• What you have to do: Look for the string "محمد" in every line, and copy each line that has it.

-------- Dataset records

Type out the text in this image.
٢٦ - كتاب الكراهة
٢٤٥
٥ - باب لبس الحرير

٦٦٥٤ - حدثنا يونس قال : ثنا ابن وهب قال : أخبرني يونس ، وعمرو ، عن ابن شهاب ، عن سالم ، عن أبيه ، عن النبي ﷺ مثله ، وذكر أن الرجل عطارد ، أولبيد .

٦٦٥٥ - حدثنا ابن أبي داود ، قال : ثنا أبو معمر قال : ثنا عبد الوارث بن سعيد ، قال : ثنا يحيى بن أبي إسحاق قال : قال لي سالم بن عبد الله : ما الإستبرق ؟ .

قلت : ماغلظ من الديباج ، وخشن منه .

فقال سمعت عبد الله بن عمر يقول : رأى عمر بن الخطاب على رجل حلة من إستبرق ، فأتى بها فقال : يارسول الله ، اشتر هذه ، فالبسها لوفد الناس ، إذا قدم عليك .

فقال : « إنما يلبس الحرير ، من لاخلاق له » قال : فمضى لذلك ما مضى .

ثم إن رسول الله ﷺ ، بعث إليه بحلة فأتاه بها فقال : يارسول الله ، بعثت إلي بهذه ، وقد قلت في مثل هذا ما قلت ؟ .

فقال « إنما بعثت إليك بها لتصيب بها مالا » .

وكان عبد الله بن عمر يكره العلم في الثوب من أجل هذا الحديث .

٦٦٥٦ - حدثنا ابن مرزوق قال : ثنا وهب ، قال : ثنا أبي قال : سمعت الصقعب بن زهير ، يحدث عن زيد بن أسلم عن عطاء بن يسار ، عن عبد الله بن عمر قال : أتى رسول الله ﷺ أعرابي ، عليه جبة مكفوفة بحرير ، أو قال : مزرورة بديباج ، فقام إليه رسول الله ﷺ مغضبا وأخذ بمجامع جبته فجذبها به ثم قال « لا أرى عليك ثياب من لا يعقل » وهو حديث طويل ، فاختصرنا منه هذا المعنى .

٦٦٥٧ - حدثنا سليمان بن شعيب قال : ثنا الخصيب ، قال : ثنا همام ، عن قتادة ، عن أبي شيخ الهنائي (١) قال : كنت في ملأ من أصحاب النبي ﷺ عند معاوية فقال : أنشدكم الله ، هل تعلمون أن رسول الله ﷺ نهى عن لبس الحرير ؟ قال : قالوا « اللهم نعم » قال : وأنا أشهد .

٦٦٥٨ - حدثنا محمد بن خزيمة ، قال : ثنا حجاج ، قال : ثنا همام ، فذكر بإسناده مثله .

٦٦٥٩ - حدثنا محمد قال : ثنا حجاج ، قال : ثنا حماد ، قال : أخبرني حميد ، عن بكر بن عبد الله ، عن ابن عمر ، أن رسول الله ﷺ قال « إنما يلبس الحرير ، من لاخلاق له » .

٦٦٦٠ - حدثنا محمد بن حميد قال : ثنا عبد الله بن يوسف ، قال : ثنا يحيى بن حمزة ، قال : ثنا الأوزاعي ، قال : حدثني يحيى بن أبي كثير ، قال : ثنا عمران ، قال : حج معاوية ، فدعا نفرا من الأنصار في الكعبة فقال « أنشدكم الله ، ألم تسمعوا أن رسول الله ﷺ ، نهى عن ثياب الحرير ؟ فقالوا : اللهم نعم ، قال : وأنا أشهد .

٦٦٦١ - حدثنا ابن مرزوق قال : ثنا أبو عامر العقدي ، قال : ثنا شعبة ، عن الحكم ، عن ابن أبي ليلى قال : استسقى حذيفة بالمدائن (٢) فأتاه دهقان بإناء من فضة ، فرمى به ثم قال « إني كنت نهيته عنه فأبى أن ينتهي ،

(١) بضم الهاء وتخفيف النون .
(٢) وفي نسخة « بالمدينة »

----------------

• Answer below:
٦٦٥٨ - حدثنا محمد بن خزيمة ، قال : ثنا حجاج ، قال : ثنا همام ، فذكر بإسناده مثله .
٦٦٥٩ - حدثنا محمد قال : ثنا حجاج ، قال : ثنا حماد ، قال : أخبرني حميد ، عن بكر بن عبد الله ، عن ابن عمر ، أن رسول الله ﷺ قال « إنما يلبس الحرير ، من لاخلاق له » .
٦٦٦٠ - حدثنا محمد بن حميد قال : ثنا عبد الله بن يوسف ، قال : ثنا يحيى بن حمزة ، قال : ثنا الأوزاعي ، قال : حدثني يحيى بن أبي كثير ، قال : ثنا عمران ، قال : حج معاوية ، فدعا نفرا من الأنصار في الكعبة فقال « أنشدكم الله ، ألم تسمعوا أن رسول الله ﷺ ، نهى عن ثياب الحرير ؟ فقالوا : اللهم نعم ، قال : وأنا أشهد .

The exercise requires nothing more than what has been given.